* [WORK TO DO] Extract the line that contains "Serialize everything readable" and every line after it to the end of the records below, exactly as written and nothing else.

* [MATERIAL FOR THE TASK]
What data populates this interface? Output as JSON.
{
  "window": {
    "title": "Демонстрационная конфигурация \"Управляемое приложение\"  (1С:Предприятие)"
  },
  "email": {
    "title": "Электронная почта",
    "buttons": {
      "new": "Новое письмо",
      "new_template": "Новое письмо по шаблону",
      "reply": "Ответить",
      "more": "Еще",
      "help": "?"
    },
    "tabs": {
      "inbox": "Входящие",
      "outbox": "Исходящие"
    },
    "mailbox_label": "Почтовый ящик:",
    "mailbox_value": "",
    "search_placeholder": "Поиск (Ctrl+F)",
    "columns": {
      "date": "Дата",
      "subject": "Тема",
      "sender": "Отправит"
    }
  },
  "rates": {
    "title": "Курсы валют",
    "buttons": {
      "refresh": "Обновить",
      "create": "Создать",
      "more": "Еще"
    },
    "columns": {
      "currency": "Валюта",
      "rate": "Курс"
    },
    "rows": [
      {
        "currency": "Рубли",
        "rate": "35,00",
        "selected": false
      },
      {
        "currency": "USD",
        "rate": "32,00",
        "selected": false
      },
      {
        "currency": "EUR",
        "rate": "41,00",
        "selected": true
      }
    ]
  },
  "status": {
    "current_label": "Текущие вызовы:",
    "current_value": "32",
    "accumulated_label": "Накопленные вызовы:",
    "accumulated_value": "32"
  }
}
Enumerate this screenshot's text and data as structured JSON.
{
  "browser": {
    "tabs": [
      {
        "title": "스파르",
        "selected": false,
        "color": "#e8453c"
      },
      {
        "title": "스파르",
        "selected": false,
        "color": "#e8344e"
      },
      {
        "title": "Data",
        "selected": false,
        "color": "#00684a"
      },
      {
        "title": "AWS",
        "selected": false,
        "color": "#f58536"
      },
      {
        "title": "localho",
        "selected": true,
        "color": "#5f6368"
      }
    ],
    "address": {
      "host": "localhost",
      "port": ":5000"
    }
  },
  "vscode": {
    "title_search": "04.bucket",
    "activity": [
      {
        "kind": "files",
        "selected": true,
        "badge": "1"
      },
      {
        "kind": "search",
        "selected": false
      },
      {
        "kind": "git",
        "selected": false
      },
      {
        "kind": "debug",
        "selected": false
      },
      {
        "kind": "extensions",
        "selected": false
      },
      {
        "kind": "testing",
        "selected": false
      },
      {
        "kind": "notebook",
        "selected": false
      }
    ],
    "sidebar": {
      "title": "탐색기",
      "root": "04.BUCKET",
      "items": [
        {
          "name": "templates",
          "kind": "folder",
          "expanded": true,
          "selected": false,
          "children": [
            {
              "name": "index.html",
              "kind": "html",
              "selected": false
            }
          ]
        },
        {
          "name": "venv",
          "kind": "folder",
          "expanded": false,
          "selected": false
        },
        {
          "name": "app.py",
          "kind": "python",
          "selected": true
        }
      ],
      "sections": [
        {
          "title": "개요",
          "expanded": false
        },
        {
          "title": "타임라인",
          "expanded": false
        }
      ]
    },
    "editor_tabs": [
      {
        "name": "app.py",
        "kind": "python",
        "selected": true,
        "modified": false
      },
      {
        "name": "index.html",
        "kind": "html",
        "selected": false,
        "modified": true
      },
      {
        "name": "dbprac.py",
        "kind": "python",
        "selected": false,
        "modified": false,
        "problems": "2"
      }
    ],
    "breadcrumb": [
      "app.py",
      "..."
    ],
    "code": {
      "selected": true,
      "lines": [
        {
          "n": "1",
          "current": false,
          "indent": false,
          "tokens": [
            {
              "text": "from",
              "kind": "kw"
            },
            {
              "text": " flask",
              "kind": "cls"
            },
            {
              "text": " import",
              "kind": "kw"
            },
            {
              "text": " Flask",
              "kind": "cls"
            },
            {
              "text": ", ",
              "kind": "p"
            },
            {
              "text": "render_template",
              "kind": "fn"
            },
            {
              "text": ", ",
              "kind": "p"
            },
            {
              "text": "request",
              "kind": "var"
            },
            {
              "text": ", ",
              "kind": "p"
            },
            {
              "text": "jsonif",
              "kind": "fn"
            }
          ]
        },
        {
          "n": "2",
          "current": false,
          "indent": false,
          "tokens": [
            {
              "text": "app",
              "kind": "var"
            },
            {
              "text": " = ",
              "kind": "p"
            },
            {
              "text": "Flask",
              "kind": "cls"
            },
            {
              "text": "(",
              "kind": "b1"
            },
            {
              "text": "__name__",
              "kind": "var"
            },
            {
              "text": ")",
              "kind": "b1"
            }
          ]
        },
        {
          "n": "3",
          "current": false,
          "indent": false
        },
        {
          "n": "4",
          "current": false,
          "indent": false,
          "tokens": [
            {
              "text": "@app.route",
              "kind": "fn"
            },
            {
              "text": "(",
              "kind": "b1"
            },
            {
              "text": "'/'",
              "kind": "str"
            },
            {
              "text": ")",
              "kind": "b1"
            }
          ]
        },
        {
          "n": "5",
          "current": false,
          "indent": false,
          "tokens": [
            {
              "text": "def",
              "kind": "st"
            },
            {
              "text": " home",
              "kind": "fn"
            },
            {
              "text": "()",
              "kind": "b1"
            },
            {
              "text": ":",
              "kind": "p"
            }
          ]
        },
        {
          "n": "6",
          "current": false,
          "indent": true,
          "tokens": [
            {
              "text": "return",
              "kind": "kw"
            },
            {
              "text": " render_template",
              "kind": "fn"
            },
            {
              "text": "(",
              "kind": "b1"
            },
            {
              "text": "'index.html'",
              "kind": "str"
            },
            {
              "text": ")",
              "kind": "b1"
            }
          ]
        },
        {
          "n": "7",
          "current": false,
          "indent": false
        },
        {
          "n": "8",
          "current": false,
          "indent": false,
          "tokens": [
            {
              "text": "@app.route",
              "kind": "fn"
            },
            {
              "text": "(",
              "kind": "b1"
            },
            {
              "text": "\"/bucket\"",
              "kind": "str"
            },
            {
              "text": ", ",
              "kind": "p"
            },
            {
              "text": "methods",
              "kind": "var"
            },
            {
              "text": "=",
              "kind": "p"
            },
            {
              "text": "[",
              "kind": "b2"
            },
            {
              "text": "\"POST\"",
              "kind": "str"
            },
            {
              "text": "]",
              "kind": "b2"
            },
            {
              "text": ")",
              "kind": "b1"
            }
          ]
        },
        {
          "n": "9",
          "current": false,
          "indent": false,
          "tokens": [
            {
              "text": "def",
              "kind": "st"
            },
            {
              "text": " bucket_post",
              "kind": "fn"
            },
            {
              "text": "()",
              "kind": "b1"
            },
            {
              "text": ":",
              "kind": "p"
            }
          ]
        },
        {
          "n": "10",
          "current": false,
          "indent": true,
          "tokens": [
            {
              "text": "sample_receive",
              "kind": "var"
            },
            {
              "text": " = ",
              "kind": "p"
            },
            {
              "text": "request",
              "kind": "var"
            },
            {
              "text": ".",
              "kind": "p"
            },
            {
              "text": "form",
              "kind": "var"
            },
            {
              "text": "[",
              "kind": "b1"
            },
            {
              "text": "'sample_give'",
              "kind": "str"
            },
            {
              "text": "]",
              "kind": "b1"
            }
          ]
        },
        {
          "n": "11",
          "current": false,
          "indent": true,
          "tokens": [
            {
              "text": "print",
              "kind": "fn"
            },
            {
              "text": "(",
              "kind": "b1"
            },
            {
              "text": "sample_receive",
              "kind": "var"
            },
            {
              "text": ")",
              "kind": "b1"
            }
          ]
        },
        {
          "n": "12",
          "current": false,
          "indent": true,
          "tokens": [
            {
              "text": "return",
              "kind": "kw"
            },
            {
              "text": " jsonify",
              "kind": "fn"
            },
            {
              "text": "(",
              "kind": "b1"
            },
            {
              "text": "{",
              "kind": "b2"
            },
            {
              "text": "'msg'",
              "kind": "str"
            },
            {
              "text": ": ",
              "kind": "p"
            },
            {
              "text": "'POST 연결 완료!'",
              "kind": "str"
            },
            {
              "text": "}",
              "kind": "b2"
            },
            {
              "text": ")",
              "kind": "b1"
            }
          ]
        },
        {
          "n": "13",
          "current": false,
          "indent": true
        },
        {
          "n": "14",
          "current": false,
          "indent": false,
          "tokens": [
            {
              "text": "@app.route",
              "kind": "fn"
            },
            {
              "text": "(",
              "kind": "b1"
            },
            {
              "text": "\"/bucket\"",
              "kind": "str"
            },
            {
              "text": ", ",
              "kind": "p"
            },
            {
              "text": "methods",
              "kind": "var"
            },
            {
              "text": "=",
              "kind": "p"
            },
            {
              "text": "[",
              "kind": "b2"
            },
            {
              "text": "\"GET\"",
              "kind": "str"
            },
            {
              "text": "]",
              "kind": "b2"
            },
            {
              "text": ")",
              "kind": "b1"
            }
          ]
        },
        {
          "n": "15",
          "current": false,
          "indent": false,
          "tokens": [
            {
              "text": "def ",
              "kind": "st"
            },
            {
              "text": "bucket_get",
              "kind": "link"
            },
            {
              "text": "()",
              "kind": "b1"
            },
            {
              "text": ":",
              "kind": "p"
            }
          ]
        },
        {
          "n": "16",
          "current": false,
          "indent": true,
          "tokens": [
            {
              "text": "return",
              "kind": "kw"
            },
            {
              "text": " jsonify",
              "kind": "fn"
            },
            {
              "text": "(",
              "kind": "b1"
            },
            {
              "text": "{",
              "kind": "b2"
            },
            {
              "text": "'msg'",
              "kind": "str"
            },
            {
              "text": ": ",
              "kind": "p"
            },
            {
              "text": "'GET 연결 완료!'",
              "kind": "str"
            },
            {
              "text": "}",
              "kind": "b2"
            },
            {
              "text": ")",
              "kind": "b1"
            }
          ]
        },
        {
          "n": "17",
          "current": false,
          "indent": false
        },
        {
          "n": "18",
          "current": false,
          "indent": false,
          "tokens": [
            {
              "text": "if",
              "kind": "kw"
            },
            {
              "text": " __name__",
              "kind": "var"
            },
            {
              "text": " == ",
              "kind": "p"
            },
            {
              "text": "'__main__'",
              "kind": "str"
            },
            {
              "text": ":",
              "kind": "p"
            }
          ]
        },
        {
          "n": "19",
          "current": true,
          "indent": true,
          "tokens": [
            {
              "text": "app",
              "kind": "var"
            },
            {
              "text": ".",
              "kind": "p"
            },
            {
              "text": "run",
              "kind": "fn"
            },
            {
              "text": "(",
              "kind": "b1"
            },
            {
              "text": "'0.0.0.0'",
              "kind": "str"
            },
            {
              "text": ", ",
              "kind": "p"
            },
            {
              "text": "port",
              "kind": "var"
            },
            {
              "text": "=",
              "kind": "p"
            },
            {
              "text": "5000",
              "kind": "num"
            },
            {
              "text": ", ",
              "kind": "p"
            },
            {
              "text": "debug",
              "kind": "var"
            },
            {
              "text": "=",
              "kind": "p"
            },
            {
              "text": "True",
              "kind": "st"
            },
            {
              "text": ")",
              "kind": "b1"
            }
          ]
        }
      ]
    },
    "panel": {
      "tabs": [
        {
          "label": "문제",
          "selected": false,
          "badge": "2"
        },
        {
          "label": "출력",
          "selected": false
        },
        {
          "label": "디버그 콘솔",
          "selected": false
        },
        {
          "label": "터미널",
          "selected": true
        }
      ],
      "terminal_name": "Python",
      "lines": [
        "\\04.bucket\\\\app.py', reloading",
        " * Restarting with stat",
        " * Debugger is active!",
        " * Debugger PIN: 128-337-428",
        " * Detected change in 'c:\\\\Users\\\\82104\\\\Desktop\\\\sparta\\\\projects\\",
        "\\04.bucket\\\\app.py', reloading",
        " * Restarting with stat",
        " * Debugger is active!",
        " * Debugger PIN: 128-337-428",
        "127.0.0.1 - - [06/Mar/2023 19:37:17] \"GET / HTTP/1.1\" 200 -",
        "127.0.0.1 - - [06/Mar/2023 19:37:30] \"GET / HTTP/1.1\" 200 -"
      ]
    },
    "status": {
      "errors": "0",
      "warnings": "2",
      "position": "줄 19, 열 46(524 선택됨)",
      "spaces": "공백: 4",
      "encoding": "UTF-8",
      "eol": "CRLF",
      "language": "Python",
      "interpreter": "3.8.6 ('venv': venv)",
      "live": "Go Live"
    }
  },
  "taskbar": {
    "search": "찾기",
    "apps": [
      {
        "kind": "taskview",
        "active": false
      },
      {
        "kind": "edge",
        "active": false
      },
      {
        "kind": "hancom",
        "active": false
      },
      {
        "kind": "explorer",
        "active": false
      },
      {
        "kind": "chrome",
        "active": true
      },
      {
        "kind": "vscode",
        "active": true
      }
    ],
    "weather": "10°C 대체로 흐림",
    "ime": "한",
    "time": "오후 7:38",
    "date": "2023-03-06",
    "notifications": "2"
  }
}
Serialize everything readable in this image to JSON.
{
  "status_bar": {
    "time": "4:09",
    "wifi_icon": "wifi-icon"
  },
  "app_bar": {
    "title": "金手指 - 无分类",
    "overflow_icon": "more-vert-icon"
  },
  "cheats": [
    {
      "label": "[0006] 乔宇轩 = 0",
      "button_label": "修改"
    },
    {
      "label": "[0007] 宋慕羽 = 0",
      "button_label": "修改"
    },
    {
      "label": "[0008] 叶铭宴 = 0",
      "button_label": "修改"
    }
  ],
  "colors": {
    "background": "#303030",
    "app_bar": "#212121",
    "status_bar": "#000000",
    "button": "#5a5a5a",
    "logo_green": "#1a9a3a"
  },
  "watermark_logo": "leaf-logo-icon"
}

* [WRITTEN SOLUTION]
Serialize everything readable in this image to JSON.
{
  "status_bar": {
    "time": "4:09",
    "wifi_icon": "wifi-icon"
  },
  "app_bar": {
    "title": "金手指 - 无分类",
    "overflow_icon": "more-vert-icon"
  },
  "cheats": [
    {
      "label": "[0006] 乔宇轩 = 0",
      "button_label": "修改"
    },
    {
      "label": "[0007] 宋慕羽 = 0",
      "button_label": "修改"
    },
    {
      "label": "[0008] 叶铭宴 = 0",
      "button_label": "修改"
    }
  ],
  "colors": {
    "background": "#303030",
    "app_bar": "#212121",
    "status_bar": "#000000",
    "button": "#5a5a5a",
    "logo_green": "#1a9a3a"
  },
  "watermark_logo": "leaf-logo-icon"
}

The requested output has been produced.